ACCIÓN REQUERIDA A
Responde, según el texto sobre enfermedades oculares:
(i) ¿Qué parte del ojo daña la DMAE?
(ii) ¿Qué puede aparecer en etapas avanzadas de la DMAE?
(iii) ¿A partir de qué edad se considera factor de riesgo para la DMAE?
ACCIÓN REQUERIDA B
Copia del texto sobre enfermedades oculares todo lo que va desde "La DMAE es una" hasta "Ojo (Retinopatía Diabética)".
ACCIÓN REQUERIDA C
Prosigue el texto sobre enfermedades oculares a partir del punto en que termina.

TEXTO DEL EJERCICIO

□ □ □ □ □ □ □

Mientras que algunos cambios visuales son manejables con lentes, existen enfermedades oculares más graves que requieren atención especializada. Muchas de estas condiciones no presentan síntomas tempranos de aviso, lo que subraya la importancia de las revisiones periódicas.

1. Degeneración Macular Relacionada con la Edad (DMAE)
La DMAE es una enfermedad que daña la mácula, la parte del ojo responsable de la visión central y la percepción de detalles finos. Sus síntomas iniciales incluyen visión borrosa y líneas rectas que se ven onduladas. En etapas avanzadas, puede aparecer una mancha oscura en el centro de la visión. Los principales factores de riesgo son ser mayor de 60 años, fumar, tener historial familiar, obesidad y la raza. Los tratamientos pueden variar desde suplementos especiales de minerales o vitaminas hasta cirugía láser o inyecciones directamente en el ojo.

2. Enfermedad Diabética del Ojo (Retinopatía Diabética)

□ □ □ □ □ □ □

LOS DATOS
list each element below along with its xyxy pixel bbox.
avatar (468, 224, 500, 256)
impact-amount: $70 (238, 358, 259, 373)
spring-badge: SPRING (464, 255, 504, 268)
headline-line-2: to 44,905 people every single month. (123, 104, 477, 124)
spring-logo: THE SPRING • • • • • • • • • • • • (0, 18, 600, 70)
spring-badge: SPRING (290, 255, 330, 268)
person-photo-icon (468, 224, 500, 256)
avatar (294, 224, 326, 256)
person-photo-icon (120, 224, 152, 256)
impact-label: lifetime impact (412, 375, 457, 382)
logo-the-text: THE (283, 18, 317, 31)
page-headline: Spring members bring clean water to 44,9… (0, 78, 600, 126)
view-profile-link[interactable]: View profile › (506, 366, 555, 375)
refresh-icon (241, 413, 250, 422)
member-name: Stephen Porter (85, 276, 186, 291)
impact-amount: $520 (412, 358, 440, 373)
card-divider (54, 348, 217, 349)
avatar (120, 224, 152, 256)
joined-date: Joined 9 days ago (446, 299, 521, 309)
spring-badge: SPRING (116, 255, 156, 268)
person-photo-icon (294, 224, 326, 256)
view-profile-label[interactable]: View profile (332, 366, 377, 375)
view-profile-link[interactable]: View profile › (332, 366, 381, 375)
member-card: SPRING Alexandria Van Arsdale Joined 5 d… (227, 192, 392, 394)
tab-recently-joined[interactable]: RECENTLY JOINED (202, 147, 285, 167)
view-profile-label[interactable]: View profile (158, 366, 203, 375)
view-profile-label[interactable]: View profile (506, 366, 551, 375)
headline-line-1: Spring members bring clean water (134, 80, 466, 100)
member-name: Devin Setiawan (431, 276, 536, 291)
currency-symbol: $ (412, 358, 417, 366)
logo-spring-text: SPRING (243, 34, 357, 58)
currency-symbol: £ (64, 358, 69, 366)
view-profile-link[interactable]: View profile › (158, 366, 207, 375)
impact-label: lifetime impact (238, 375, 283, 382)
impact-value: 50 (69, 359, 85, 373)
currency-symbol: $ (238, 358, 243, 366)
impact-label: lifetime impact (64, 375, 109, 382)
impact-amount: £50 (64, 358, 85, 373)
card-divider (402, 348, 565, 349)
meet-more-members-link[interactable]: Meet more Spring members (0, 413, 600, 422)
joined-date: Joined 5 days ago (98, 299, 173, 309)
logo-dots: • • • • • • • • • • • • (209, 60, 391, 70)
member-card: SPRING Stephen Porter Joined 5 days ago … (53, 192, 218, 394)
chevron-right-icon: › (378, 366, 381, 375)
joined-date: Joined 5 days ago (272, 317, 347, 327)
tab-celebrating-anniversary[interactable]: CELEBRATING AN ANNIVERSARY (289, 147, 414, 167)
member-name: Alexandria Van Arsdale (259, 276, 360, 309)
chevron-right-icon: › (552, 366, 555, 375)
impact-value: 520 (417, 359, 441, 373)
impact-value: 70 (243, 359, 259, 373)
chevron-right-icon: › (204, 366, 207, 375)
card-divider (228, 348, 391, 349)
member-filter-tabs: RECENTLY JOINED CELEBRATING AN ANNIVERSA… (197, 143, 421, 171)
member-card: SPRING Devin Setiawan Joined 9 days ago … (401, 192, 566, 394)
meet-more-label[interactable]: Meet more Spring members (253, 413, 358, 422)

□ □ □ □ □ □ □

RESULTADO DE LA TAREA A
(i) La mácula.
(ii) Una mancha oscura en el centro de la visión.
(iii) Ser mayor de 60 años.

RESULTADO DE LA TAREA B
La DMAE es una enfermedad que daña la mácula, la parte del ojo responsable de la visión central y la percepción de detalles finos. Sus síntomas iniciales incluyen visión borrosa y líneas rectas que se ven onduladas. En etapas avanzadas, puede aparecer una mancha oscura en el centro de la visión. Los principales factores de riesgo son ser mayor de 60 años, fumar, tener historial familiar, obesidad y la raza. Los tratamientos pueden variar desde suplementos especiales de minerales o vitaminas hasta cirugía láser o inyecciones directamente en el ojo.

2. Enfermedad Diabética del Ojo (Retinopatía Diabética)

RESULTADO DE LA TAREA C
Esta es una serie de problemas oculares que pueden desarrollarse en personas con diabetes, incluyendo retinopatía diabética, glaucoma y cataratas. La retinopatía diabética se produce cuando el azúcar alto en sangre daña los pequeños vasos sanguíneos de la retina, lo que puede causar manchas oscuras en la vista. Lo alarmante es que no suele presentar síntomas o señales tempranas. Afecta a todos los diabéticos, pero especialmente a adultos mayores y a ciertos grupos étnicos. El tratamiento puede incluir inyecciones, cirugía láser u otras cirugías, que ayudan a reducir el riesgo de ceguera, pero rara vez recuperan la visión perdida.

3. Glaucoma
El glaucoma es un grupo de enfermedades que dañan el nervio óptico y su riesgo aumenta con la edad. Al igual que la retinopatía diabética, el glaucoma no presenta síntomas tempranos de aviso ni causa dolor. A medida que avanza, se puede notar una pérdida gradual de la visión lateral o de los lados, creando una visión "en túnel". El tratamiento incluye medicamentos (gotas o pastillas), cirugía con láser o cirugía convencional.

4. Catarata
Una catarata ocurre cuando el cristalino del ojo se nubla, afectando la visión. Los síntomas incluyen visión borrosa o nublada, colores desteñidos y un resplandor excesivo de las luces. Factores como la edad avanzada (más de 60 años), fumar, la exposición al sol y la diabetes aumentan el riesgo. Afortunadamente, las cataratas son muy tratables, a menudo con cirugía para reemplazar el cristalino opaco por uno artificial.

La detección temprana de estas enfermedades es clave para preservar tu visión. ¡No esperes a tener síntomas para actuar!